Given problem ▸ Only lines with the word "Slovensko" are needed; collect each of them from the listing below.
□ □ □ □ □ □ □
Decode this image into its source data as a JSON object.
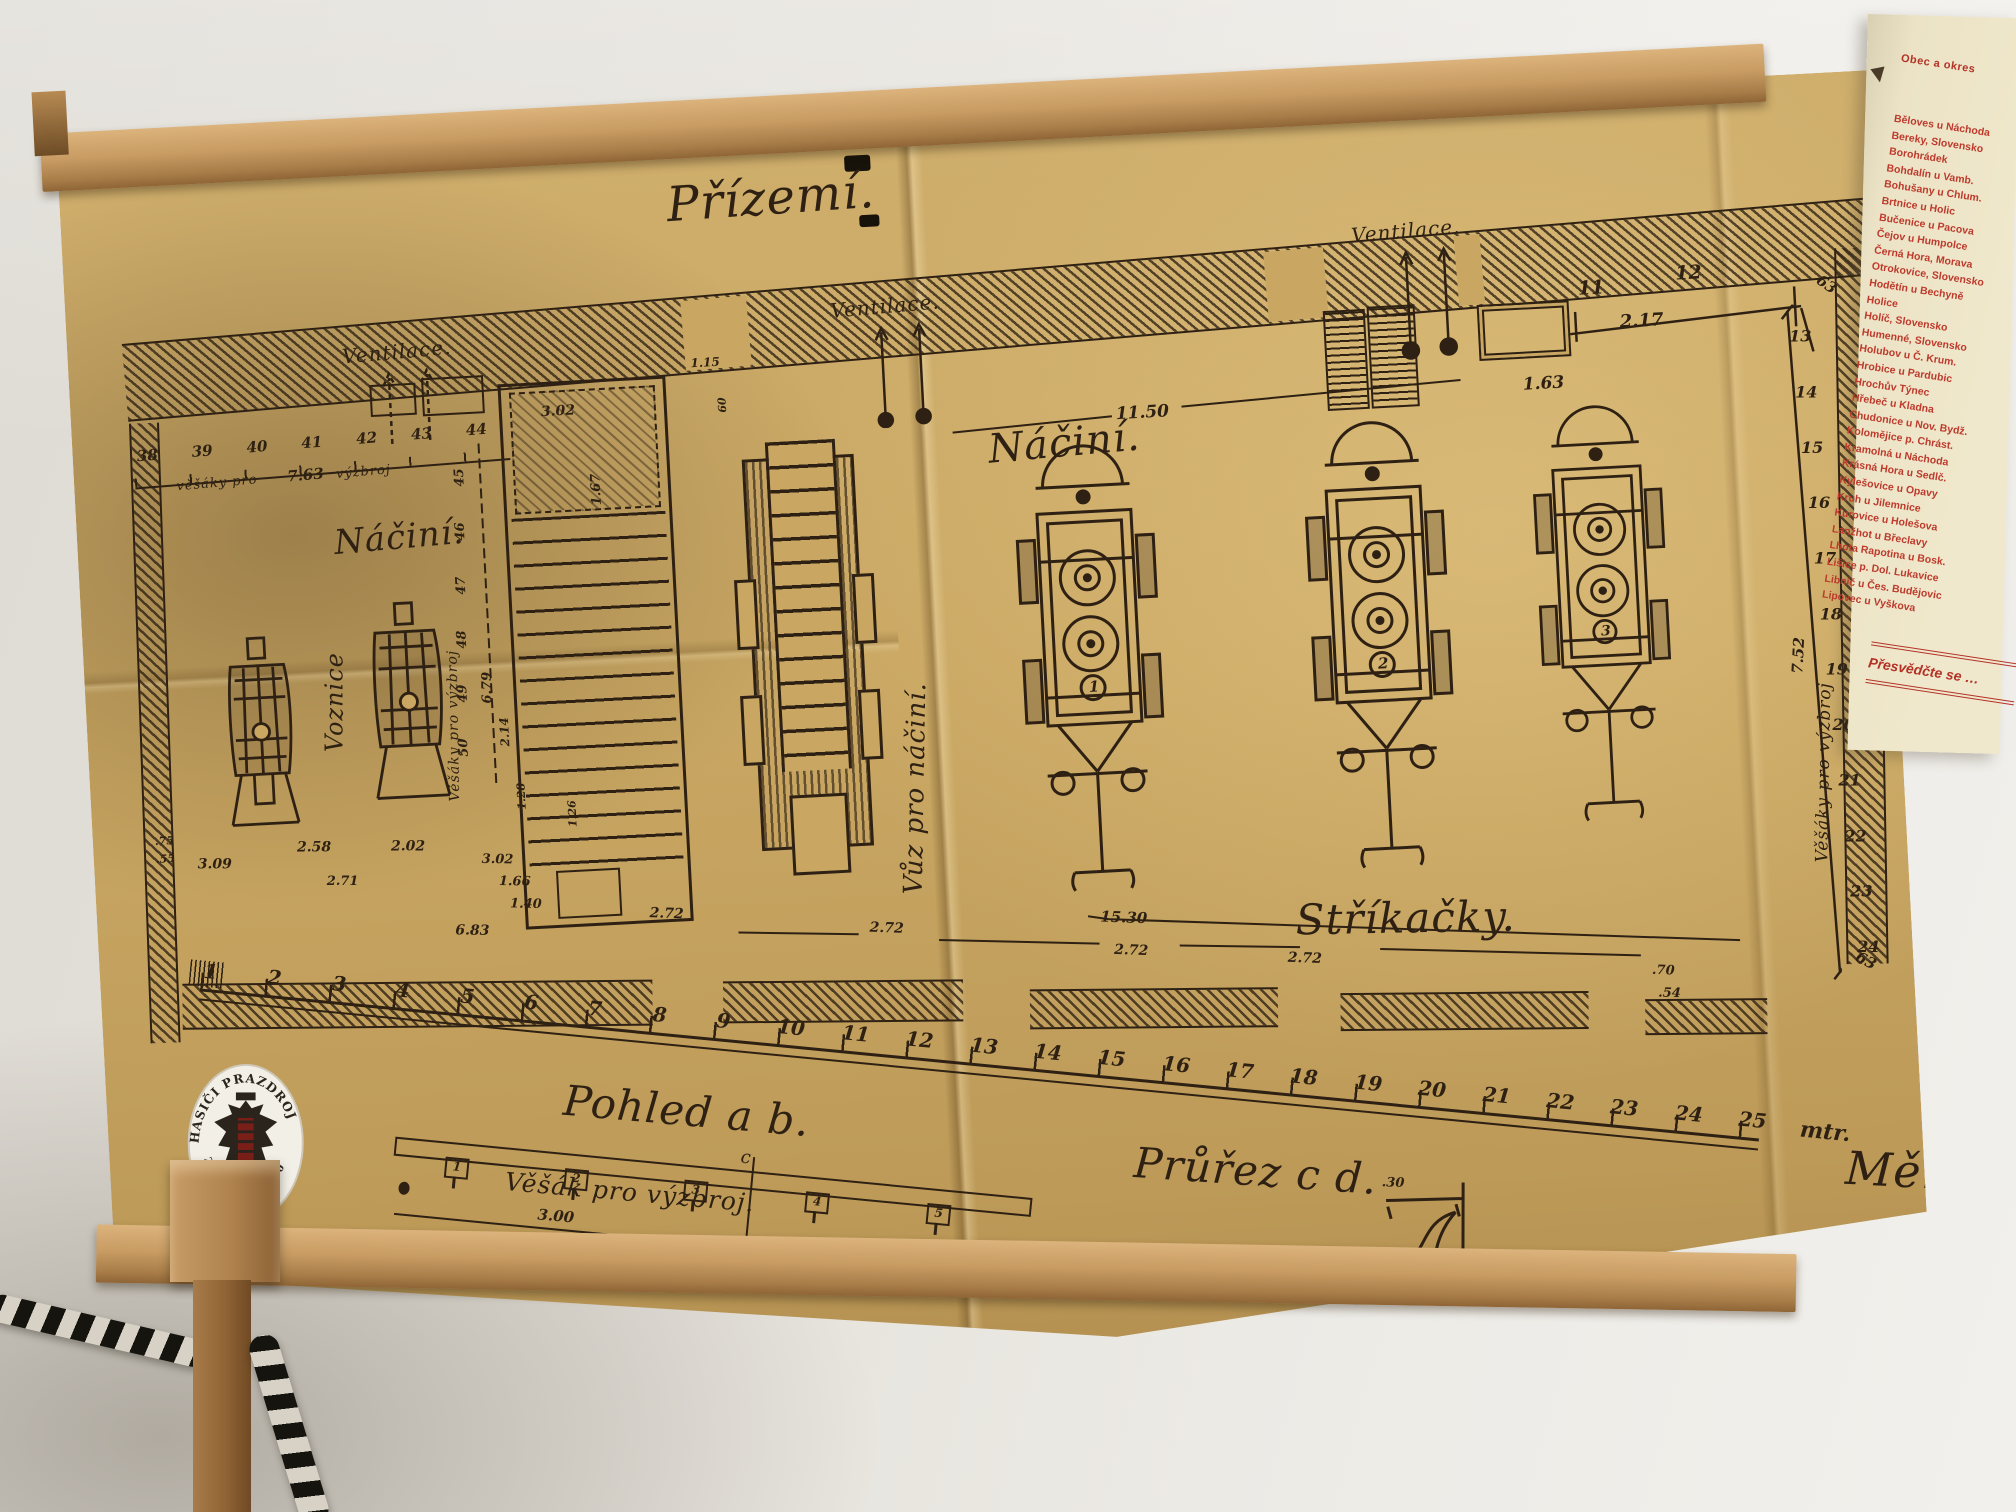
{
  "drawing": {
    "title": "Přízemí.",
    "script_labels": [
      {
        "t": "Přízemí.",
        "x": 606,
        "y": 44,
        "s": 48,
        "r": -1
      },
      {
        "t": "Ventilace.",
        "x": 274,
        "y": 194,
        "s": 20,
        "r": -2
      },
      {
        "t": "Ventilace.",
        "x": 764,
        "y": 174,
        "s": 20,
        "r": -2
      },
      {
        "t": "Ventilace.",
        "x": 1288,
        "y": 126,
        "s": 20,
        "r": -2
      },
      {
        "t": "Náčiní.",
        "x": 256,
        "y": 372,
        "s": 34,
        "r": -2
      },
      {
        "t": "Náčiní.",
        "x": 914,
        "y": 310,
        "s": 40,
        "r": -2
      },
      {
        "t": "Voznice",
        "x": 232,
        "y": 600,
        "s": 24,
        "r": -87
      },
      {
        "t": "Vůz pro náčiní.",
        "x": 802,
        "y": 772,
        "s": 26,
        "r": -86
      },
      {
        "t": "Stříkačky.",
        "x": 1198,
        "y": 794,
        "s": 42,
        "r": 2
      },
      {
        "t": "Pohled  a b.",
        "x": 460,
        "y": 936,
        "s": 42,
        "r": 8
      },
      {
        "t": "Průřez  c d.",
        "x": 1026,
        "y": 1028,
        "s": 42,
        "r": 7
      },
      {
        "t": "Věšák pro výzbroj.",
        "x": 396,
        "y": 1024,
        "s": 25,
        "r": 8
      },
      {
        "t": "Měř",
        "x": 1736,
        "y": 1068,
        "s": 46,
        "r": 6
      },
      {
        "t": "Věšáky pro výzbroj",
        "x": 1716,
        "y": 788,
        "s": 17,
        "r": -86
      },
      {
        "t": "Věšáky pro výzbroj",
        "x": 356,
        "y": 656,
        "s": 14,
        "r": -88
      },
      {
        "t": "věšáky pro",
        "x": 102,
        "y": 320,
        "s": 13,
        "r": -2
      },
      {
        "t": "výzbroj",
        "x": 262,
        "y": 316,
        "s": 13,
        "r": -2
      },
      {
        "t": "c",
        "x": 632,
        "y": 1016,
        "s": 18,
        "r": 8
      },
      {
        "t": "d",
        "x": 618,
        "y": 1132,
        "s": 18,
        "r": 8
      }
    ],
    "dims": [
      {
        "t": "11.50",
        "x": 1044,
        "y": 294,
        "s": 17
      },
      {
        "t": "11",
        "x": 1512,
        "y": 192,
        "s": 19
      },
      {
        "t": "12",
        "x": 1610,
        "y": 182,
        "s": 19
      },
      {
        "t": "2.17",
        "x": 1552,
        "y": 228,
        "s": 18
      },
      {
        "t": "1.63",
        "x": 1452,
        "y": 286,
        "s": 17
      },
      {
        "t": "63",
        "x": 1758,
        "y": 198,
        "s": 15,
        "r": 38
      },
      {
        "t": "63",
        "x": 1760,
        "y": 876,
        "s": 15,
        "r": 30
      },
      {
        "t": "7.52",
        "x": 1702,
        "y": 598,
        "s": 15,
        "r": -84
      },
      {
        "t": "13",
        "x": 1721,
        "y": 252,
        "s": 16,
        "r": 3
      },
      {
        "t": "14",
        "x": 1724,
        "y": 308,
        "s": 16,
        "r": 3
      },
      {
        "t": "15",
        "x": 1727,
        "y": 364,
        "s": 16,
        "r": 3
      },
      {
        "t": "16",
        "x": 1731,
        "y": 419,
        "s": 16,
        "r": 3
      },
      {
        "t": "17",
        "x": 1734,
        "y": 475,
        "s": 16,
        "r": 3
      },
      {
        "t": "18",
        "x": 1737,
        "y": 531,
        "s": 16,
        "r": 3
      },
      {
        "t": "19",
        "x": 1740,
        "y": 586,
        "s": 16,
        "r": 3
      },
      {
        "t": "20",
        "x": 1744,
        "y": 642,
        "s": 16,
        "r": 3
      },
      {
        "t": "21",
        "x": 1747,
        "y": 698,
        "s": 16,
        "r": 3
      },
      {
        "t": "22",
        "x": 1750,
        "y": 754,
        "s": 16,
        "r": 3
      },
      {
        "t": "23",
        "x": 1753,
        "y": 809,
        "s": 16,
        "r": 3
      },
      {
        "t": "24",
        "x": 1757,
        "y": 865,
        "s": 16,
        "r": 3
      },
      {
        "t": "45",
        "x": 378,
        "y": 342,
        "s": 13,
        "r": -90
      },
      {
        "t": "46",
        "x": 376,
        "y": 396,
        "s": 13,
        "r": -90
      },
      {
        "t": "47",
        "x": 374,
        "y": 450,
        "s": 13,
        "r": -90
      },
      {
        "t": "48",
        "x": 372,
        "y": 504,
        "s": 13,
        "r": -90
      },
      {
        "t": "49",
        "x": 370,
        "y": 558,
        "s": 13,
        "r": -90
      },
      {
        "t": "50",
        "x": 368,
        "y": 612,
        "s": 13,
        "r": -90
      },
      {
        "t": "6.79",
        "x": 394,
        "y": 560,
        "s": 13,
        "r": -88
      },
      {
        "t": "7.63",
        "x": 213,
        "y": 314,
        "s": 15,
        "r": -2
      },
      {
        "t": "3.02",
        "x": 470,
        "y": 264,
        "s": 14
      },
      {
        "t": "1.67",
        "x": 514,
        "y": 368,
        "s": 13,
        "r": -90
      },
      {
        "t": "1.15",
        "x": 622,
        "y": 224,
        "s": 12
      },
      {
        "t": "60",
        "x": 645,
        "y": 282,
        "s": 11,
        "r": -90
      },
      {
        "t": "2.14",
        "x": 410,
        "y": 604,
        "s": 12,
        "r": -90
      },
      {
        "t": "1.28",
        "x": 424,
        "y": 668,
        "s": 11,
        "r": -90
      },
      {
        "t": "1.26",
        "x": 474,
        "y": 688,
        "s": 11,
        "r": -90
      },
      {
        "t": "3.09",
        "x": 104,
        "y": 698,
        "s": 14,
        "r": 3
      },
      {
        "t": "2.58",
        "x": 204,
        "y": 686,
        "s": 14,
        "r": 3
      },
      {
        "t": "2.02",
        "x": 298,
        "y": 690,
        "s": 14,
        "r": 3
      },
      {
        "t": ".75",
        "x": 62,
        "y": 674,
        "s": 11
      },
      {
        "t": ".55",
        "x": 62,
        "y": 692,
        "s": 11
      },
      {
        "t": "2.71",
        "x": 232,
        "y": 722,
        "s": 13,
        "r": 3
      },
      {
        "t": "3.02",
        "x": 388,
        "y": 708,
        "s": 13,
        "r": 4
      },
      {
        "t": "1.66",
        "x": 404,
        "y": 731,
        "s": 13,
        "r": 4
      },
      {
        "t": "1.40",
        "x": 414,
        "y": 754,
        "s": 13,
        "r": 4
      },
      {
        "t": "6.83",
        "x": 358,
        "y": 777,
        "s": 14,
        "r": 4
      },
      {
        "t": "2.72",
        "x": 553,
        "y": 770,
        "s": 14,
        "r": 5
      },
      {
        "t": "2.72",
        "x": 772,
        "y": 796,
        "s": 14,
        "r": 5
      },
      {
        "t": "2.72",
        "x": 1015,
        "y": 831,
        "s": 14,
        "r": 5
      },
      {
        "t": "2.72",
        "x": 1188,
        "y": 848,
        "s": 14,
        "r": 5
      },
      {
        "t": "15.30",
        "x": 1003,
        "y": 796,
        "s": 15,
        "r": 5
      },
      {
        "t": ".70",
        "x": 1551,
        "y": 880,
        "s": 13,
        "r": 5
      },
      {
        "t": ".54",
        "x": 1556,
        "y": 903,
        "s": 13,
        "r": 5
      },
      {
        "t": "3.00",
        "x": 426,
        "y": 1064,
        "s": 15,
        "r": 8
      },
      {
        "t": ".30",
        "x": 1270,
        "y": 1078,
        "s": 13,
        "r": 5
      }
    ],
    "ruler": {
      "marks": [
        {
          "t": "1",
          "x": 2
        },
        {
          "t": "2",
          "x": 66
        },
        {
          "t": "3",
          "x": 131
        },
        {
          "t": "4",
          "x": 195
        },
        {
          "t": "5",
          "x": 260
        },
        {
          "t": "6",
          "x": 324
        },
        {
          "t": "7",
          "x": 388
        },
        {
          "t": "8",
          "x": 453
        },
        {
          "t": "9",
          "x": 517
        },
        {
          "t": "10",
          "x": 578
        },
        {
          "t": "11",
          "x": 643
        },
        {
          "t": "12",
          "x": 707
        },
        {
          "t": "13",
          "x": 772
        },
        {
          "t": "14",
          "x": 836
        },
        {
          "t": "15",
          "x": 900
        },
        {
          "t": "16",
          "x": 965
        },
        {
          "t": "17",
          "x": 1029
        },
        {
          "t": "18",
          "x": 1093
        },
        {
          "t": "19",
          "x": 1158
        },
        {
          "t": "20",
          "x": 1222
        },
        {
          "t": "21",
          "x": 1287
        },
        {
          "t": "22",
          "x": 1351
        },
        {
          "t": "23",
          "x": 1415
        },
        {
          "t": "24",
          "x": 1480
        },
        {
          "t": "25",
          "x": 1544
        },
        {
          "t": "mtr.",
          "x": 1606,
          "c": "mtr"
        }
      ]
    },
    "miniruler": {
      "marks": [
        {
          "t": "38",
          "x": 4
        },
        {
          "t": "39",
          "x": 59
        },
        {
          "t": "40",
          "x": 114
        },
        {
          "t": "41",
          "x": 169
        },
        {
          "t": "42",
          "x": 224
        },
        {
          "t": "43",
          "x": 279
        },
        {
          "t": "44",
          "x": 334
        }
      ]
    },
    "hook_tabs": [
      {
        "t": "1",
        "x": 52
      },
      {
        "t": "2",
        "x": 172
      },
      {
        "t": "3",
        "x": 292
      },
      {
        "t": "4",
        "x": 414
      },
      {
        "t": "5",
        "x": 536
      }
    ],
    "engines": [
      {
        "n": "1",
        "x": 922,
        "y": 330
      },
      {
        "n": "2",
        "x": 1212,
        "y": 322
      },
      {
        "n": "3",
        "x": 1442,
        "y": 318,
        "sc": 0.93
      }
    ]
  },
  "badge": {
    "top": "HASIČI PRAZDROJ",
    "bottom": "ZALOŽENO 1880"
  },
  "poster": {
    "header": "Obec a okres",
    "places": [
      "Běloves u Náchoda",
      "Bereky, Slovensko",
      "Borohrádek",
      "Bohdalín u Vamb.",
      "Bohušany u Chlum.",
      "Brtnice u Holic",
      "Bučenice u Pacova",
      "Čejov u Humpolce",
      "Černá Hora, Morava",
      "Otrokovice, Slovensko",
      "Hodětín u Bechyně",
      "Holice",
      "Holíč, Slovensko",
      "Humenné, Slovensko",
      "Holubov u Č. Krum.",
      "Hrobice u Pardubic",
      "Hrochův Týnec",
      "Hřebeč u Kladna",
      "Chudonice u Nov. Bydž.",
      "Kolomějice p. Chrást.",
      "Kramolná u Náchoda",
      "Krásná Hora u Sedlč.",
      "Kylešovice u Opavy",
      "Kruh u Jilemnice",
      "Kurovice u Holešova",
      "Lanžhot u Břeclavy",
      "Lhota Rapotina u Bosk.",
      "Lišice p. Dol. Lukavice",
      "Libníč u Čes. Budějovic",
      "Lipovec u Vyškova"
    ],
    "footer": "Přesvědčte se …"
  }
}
□ □ □ □ □ □ □
Expected answer ▸
      "Bereky, Slovensko",
      "Otrokovice, Slovensko",
      "Holíč, Slovensko",
      "Humenné, Slovensko",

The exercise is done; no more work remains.